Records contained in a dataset
------------------------

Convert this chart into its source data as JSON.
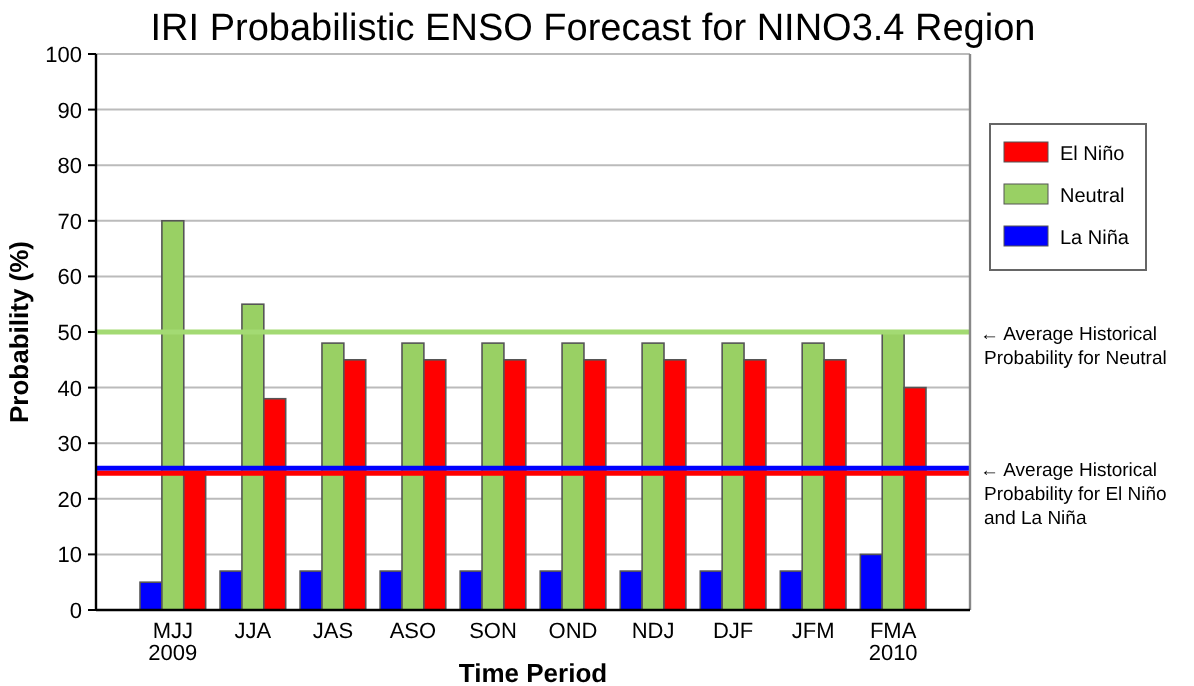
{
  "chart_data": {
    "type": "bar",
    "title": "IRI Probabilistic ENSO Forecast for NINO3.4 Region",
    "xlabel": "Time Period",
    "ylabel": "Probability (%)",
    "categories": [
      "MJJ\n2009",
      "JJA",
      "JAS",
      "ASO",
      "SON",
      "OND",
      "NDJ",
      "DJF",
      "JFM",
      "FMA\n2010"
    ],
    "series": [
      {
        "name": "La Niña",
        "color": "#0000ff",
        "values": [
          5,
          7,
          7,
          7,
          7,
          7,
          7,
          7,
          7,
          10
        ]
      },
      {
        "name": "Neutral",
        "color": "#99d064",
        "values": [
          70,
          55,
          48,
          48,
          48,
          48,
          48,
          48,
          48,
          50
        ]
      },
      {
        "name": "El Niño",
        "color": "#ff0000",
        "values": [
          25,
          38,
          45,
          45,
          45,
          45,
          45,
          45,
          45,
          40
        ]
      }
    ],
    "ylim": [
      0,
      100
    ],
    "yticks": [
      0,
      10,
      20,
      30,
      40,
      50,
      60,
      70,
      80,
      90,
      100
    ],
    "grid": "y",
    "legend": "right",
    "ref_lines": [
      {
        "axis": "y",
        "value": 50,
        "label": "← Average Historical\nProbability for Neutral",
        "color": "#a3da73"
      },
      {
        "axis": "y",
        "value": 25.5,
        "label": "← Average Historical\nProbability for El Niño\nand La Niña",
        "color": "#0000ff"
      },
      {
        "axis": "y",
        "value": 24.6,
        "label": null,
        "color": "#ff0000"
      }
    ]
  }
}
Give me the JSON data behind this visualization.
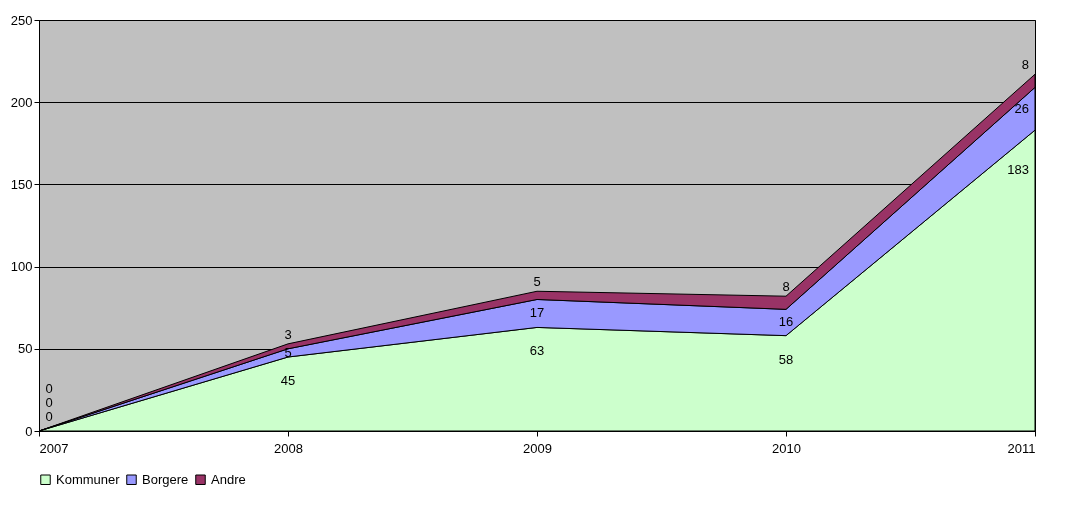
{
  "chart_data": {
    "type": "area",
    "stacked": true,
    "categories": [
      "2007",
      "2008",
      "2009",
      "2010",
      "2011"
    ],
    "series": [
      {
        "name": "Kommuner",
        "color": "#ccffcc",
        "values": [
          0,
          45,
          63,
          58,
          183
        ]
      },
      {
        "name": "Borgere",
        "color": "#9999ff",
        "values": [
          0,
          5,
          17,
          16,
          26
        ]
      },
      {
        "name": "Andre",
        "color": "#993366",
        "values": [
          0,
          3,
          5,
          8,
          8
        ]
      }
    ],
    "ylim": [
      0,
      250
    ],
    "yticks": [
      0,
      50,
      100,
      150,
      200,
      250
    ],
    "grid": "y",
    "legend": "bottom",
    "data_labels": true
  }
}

------------------------

### Work required
Exactly reproduce each record, leaving out any pictures.

### Written solution
Convert this chart into its source data as JSON.
{
  "chart_data": {
    "type": "bar",
    "title": "IRI Probabilistic ENSO Forecast for NINO3.4 Region",
    "xlabel": "Time Period",
    "ylabel": "Probability (%)",
    "categories": [
      "MJJ\n2009",
      "JJA",
      "JAS",
      "ASO",
      "SON",
      "OND",
      "NDJ",
      "DJF",
      "JFM",
      "FMA\n2010"
    ],
    "series": [
      {
        "name": "La Niña",
        "color": "#0000ff",
        "values": [
          5,
          7,
          7,
          7,
          7,
          7,
          7,
          7,
          7,
          10
        ]
      },
      {
        "name": "Neutral",
        "color": "#99d064",
        "values": [
          70,
          55,
          48,
          48,
          48,
          48,
          48,
          48,
          48,
          50
        ]
      },
      {
        "name": "El Niño",
        "color": "#ff0000",
        "values": [
          25,
          38,
          45,
          45,
          45,
          45,
          45,
          45,
          45,
          40
        ]
      }
    ],
    "ylim": [
      0,
      100
    ],
    "yticks": [
      0,
      10,
      20,
      30,
      40,
      50,
      60,
      70,
      80,
      90,
      100
    ],
    "grid": "y",
    "legend": "right",
    "ref_lines": [
      {
        "axis": "y",
        "value": 50,
        "label": "← Average Historical\nProbability for Neutral",
        "color": "#a3da73"
      },
      {
        "axis": "y",
        "value": 25.5,
        "label": "← Average Historical\nProbability for El Niño\nand La Niña",
        "color": "#0000ff"
      },
      {
        "axis": "y",
        "value": 24.6,
        "label": null,
        "color": "#ff0000"
      }
    ]
  }
}
Give me the JSON data behind this visualization.
{
  "chart_data": {
    "type": "area",
    "stacked": true,
    "categories": [
      "2007",
      "2008",
      "2009",
      "2010",
      "2011"
    ],
    "series": [
      {
        "name": "Kommuner",
        "color": "#ccffcc",
        "values": [
          0,
          45,
          63,
          58,
          183
        ]
      },
      {
        "name": "Borgere",
        "color": "#9999ff",
        "values": [
          0,
          5,
          17,
          16,
          26
        ]
      },
      {
        "name": "Andre",
        "color": "#993366",
        "values": [
          0,
          3,
          5,
          8,
          8
        ]
      }
    ],
    "ylim": [
      0,
      250
    ],
    "yticks": [
      0,
      50,
      100,
      150,
      200,
      250
    ],
    "grid": "y",
    "legend": "bottom",
    "data_labels": true
  }
}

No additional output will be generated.